◆ PROBLEM STATEMENT ◆
Return every entry exactly.

◆ DATASET ENTRIES ◆
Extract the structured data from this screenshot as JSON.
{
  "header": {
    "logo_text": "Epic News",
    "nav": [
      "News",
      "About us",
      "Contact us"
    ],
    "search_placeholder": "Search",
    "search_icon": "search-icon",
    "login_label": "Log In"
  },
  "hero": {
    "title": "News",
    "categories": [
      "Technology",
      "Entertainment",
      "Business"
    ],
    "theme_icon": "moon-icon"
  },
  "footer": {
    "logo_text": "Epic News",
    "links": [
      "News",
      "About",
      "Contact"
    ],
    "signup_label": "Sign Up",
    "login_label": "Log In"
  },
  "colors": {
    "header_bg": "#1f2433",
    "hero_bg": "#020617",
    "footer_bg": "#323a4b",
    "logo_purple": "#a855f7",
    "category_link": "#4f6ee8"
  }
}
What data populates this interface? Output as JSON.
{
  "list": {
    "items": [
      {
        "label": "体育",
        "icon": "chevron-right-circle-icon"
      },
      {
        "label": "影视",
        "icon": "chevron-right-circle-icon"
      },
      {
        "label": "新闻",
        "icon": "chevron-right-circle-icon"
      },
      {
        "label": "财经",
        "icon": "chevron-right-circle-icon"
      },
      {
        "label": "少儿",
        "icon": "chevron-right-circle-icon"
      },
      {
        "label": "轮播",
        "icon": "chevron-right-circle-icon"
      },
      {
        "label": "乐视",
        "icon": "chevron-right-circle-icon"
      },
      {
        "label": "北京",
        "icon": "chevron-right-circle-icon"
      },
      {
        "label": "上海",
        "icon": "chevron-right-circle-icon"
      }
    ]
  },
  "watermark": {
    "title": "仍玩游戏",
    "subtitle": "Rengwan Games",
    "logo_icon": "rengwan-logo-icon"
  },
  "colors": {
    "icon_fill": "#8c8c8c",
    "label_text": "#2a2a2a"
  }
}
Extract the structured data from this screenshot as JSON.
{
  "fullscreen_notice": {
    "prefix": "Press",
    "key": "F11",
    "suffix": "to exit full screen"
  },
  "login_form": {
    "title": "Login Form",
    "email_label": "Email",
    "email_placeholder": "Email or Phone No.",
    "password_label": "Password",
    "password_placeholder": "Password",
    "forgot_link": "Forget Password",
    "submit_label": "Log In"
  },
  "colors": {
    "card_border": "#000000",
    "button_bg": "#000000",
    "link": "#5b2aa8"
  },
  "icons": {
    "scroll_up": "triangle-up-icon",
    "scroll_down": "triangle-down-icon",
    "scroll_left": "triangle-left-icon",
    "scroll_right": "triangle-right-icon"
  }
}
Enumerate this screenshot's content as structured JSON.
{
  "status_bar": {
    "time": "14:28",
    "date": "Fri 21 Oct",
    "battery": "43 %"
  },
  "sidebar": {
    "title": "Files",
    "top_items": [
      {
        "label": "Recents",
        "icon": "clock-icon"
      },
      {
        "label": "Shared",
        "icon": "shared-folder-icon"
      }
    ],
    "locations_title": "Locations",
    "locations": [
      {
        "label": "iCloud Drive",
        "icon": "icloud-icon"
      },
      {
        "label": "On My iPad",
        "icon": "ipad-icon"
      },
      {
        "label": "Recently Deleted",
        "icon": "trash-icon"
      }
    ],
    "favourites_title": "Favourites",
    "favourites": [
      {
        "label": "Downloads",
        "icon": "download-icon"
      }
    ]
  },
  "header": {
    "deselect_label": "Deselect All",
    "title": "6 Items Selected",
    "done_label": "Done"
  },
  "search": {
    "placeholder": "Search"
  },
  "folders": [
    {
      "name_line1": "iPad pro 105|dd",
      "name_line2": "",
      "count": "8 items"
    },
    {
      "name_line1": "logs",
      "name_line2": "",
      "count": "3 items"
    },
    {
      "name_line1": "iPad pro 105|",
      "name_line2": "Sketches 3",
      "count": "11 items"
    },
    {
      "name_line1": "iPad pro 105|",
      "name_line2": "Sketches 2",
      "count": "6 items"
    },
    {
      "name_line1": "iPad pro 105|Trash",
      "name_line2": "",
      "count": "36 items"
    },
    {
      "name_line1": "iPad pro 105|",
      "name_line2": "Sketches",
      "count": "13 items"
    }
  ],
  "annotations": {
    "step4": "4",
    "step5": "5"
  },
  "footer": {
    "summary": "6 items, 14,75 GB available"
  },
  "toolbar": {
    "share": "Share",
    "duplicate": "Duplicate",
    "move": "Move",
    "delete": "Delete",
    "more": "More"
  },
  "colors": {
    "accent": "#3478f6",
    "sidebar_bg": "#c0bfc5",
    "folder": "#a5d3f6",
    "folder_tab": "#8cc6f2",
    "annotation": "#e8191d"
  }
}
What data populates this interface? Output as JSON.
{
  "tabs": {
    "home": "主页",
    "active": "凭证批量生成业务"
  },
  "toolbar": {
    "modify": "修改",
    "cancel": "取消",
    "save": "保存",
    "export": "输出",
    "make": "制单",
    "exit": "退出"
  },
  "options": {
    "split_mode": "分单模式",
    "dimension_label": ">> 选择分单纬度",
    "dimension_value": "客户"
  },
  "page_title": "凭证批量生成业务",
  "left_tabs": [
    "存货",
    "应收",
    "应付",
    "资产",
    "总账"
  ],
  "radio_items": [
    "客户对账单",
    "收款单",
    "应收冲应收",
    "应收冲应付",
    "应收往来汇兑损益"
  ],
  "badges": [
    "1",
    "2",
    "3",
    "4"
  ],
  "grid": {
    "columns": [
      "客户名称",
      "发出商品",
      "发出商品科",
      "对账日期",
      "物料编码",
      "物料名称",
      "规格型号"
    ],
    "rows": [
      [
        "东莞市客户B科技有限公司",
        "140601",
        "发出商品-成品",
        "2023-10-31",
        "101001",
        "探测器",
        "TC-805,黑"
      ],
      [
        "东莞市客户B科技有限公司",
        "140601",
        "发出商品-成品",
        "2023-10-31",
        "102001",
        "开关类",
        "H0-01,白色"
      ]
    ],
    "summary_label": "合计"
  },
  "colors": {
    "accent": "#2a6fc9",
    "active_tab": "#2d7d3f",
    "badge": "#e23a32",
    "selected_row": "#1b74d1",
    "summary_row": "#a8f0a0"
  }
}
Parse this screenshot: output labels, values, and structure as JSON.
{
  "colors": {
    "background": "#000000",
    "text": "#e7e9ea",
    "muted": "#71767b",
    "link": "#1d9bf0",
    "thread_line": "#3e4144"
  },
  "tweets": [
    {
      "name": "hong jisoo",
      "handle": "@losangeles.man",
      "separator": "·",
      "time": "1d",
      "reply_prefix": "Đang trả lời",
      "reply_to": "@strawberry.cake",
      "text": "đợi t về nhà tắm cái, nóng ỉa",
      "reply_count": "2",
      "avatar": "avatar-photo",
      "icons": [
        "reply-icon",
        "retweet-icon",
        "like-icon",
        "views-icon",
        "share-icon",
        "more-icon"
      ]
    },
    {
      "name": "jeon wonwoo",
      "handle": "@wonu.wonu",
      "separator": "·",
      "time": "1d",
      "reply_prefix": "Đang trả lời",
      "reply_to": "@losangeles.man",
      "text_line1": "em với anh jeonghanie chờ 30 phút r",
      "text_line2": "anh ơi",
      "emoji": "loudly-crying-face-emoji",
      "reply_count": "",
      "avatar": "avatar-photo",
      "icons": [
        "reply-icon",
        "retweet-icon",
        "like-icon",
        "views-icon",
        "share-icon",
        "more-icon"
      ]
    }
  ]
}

◆ RESPONSE ◆
Extract the structured data from this screenshot as JSON.
{
  "header": {
    "logo_text": "Epic News",
    "nav": [
      "News",
      "About us",
      "Contact us"
    ],
    "search_placeholder": "Search",
    "search_icon": "search-icon",
    "login_label": "Log In"
  },
  "hero": {
    "title": "News",
    "categories": [
      "Technology",
      "Entertainment",
      "Business"
    ],
    "theme_icon": "moon-icon"
  },
  "footer": {
    "logo_text": "Epic News",
    "links": [
      "News",
      "About",
      "Contact"
    ],
    "signup_label": "Sign Up",
    "login_label": "Log In"
  },
  "colors": {
    "header_bg": "#1f2433",
    "hero_bg": "#020617",
    "footer_bg": "#323a4b",
    "logo_purple": "#a855f7",
    "category_link": "#4f6ee8"
  }
}
What data populates this interface? Output as JSON.
{
  "list": {
    "items": [
      {
        "label": "体育",
        "icon": "chevron-right-circle-icon"
      },
      {
        "label": "影视",
        "icon": "chevron-right-circle-icon"
      },
      {
        "label": "新闻",
        "icon": "chevron-right-circle-icon"
      },
      {
        "label": "财经",
        "icon": "chevron-right-circle-icon"
      },
      {
        "label": "少儿",
        "icon": "chevron-right-circle-icon"
      },
      {
        "label": "轮播",
        "icon": "chevron-right-circle-icon"
      },
      {
        "label": "乐视",
        "icon": "chevron-right-circle-icon"
      },
      {
        "label": "北京",
        "icon": "chevron-right-circle-icon"
      },
      {
        "label": "上海",
        "icon": "chevron-right-circle-icon"
      }
    ]
  },
  "watermark": {
    "title": "仍玩游戏",
    "subtitle": "Rengwan Games",
    "logo_icon": "rengwan-logo-icon"
  },
  "colors": {
    "icon_fill": "#8c8c8c",
    "label_text": "#2a2a2a"
  }
}
Extract the structured data from this screenshot as JSON.
{
  "fullscreen_notice": {
    "prefix": "Press",
    "key": "F11",
    "suffix": "to exit full screen"
  },
  "login_form": {
    "title": "Login Form",
    "email_label": "Email",
    "email_placeholder": "Email or Phone No.",
    "password_label": "Password",
    "password_placeholder": "Password",
    "forgot_link": "Forget Password",
    "submit_label": "Log In"
  },
  "colors": {
    "card_border": "#000000",
    "button_bg": "#000000",
    "link": "#5b2aa8"
  },
  "icons": {
    "scroll_up": "triangle-up-icon",
    "scroll_down": "triangle-down-icon",
    "scroll_left": "triangle-left-icon",
    "scroll_right": "triangle-right-icon"
  }
}
Enumerate this screenshot's content as structured JSON.
{
  "status_bar": {
    "time": "14:28",
    "date": "Fri 21 Oct",
    "battery": "43 %"
  },
  "sidebar": {
    "title": "Files",
    "top_items": [
      {
        "label": "Recents",
        "icon": "clock-icon"
      },
      {
        "label": "Shared",
        "icon": "shared-folder-icon"
      }
    ],
    "locations_title": "Locations",
    "locations": [
      {
        "label": "iCloud Drive",
        "icon": "icloud-icon"
      },
      {
        "label": "On My iPad",
        "icon": "ipad-icon"
      },
      {
        "label": "Recently Deleted",
        "icon": "trash-icon"
      }
    ],
    "favourites_title": "Favourites",
    "favourites": [
      {
        "label": "Downloads",
        "icon": "download-icon"
      }
    ]
  },
  "header": {
    "deselect_label": "Deselect All",
    "title": "6 Items Selected",
    "done_label": "Done"
  },
  "search": {
    "placeholder": "Search"
  },
  "folders": [
    {
      "name_line1": "iPad pro 105|dd",
      "name_line2": "",
      "count": "8 items"
    },
    {
      "name_line1": "logs",
      "name_line2": "",
      "count": "3 items"
    },
    {
      "name_line1": "iPad pro 105|",
      "name_line2": "Sketches 3",
      "count": "11 items"
    },
    {
      "name_line1": "iPad pro 105|",
      "name_line2": "Sketches 2",
      "count": "6 items"
    },
    {
      "name_line1": "iPad pro 105|Trash",
      "name_line2": "",
      "count": "36 items"
    },
    {
      "name_line1": "iPad pro 105|",
      "name_line2": "Sketches",
      "count": "13 items"
    }
  ],
  "annotations": {
    "step4": "4",
    "step5": "5"
  },
  "footer": {
    "summary": "6 items, 14,75 GB available"
  },
  "toolbar": {
    "share": "Share",
    "duplicate": "Duplicate",
    "move": "Move",
    "delete": "Delete",
    "more": "More"
  },
  "colors": {
    "accent": "#3478f6",
    "sidebar_bg": "#c0bfc5",
    "folder": "#a5d3f6",
    "folder_tab": "#8cc6f2",
    "annotation": "#e8191d"
  }
}
What data populates this interface? Output as JSON.
{
  "tabs": {
    "home": "主页",
    "active": "凭证批量生成业务"
  },
  "toolbar": {
    "modify": "修改",
    "cancel": "取消",
    "save": "保存",
    "export": "输出",
    "make": "制单",
    "exit": "退出"
  },
  "options": {
    "split_mode": "分单模式",
    "dimension_label": ">> 选择分单纬度",
    "dimension_value": "客户"
  },
  "page_title": "凭证批量生成业务",
  "left_tabs": [
    "存货",
    "应收",
    "应付",
    "资产",
    "总账"
  ],
  "radio_items": [
    "客户对账单",
    "收款单",
    "应收冲应收",
    "应收冲应付",
    "应收往来汇兑损益"
  ],
  "badges": [
    "1",
    "2",
    "3",
    "4"
  ],
  "grid": {
    "columns": [
      "客户名称",
      "发出商品",
      "发出商品科",
      "对账日期",
      "物料编码",
      "物料名称",
      "规格型号"
    ],
    "rows": [
      [
        "东莞市客户B科技有限公司",
        "140601",
        "发出商品-成品",
        "2023-10-31",
        "101001",
        "探测器",
        "TC-805,黑"
      ],
      [
        "东莞市客户B科技有限公司",
        "140601",
        "发出商品-成品",
        "2023-10-31",
        "102001",
        "开关类",
        "H0-01,白色"
      ]
    ],
    "summary_label": "合计"
  },
  "colors": {
    "accent": "#2a6fc9",
    "active_tab": "#2d7d3f",
    "badge": "#e23a32",
    "selected_row": "#1b74d1",
    "summary_row": "#a8f0a0"
  }
}
Parse this screenshot: output labels, values, and structure as JSON.
{
  "colors": {
    "background": "#000000",
    "text": "#e7e9ea",
    "muted": "#71767b",
    "link": "#1d9bf0",
    "thread_line": "#3e4144"
  },
  "tweets": [
    {
      "name": "hong jisoo",
      "handle": "@losangeles.man",
      "separator": "·",
      "time": "1d",
      "reply_prefix": "Đang trả lời",
      "reply_to": "@strawberry.cake",
      "text": "đợi t về nhà tắm cái, nóng ỉa",
      "reply_count": "2",
      "avatar": "avatar-photo",
      "icons": [
        "reply-icon",
        "retweet-icon",
        "like-icon",
        "views-icon",
        "share-icon",
        "more-icon"
      ]
    },
    {
      "name": "jeon wonwoo",
      "handle": "@wonu.wonu",
      "separator": "·",
      "time": "1d",
      "reply_prefix": "Đang trả lời",
      "reply_to": "@losangeles.man",
      "text_line1": "em với anh jeonghanie chờ 30 phút r",
      "text_line2": "anh ơi",
      "emoji": "loudly-crying-face-emoji",
      "reply_count": "",
      "avatar": "avatar-photo",
      "icons": [
        "reply-icon",
        "retweet-icon",
        "like-icon",
        "views-icon",
        "share-icon",
        "more-icon"
      ]
    }
  ]
}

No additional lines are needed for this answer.